Dataset items
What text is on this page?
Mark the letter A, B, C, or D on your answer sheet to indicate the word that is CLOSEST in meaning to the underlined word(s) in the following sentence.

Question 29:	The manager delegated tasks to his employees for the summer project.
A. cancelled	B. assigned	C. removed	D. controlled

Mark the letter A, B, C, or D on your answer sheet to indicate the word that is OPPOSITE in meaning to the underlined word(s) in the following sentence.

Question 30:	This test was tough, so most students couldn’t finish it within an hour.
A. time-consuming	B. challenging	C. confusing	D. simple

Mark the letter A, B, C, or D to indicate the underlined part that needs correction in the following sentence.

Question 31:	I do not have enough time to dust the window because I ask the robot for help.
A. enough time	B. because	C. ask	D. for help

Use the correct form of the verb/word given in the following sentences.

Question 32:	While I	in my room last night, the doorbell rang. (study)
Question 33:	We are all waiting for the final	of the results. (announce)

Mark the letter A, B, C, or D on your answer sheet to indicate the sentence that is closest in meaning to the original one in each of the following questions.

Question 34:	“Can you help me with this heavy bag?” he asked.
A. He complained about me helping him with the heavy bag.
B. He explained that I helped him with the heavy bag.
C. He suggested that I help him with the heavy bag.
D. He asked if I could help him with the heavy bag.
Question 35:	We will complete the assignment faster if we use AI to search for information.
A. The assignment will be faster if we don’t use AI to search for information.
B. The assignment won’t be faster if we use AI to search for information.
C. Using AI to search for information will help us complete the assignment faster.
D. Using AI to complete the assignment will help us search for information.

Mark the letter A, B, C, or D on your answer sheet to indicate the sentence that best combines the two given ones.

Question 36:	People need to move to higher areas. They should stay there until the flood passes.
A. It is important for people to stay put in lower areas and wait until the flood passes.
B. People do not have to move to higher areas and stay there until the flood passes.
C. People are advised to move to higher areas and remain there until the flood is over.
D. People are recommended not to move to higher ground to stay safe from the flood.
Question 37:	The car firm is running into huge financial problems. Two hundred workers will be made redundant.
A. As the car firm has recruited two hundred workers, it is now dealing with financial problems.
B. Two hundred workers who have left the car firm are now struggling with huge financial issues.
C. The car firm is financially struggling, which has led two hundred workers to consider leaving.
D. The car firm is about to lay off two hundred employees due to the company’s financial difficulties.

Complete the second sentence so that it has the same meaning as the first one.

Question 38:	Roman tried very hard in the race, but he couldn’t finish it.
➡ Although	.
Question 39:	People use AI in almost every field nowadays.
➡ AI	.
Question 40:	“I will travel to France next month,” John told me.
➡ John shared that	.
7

---

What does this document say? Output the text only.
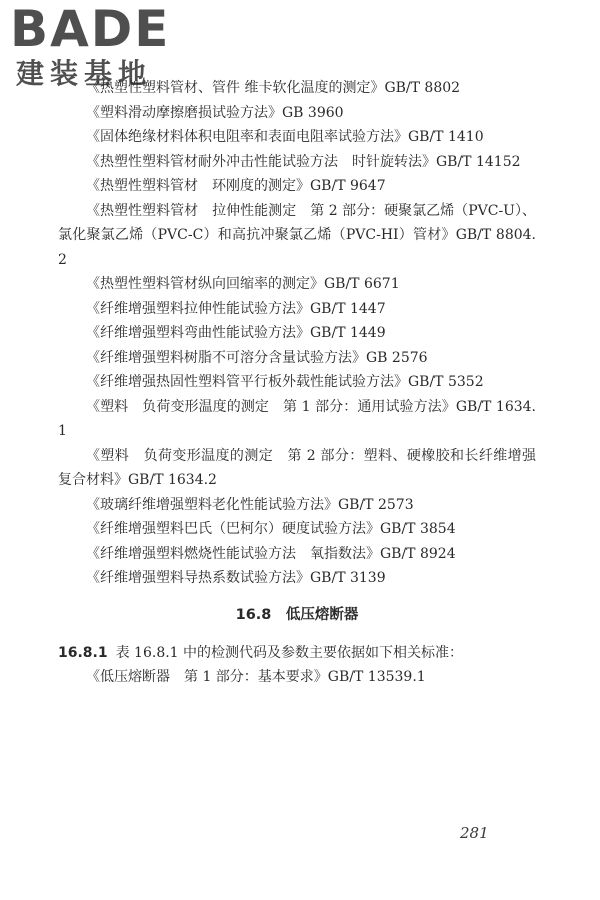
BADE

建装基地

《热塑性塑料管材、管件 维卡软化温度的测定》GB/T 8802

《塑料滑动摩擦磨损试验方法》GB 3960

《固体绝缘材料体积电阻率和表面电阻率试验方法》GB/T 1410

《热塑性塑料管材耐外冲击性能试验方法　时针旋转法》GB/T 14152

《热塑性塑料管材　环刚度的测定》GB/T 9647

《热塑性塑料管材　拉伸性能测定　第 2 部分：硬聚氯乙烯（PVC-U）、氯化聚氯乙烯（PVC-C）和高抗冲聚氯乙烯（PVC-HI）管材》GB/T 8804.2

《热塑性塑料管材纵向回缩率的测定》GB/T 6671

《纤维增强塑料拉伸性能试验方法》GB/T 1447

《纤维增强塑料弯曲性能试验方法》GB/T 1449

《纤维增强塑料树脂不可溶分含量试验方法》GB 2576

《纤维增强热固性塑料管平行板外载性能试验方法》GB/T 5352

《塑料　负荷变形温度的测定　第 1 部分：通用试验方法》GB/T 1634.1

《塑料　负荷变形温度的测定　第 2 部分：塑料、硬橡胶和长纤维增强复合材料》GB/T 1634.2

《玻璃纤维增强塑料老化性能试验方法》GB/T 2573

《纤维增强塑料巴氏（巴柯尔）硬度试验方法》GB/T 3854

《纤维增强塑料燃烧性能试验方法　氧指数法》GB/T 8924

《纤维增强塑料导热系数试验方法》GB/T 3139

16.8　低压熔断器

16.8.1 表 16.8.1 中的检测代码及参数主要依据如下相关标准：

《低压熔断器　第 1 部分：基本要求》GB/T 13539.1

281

→ What to do
Within the material above, find the lines that contain the word "because"; copy them.

→ Response to the exercise
Question 31:	I do not have enough time to dust the window because I ask the robot for help.
A. enough time	B. because	C. ask	D. for help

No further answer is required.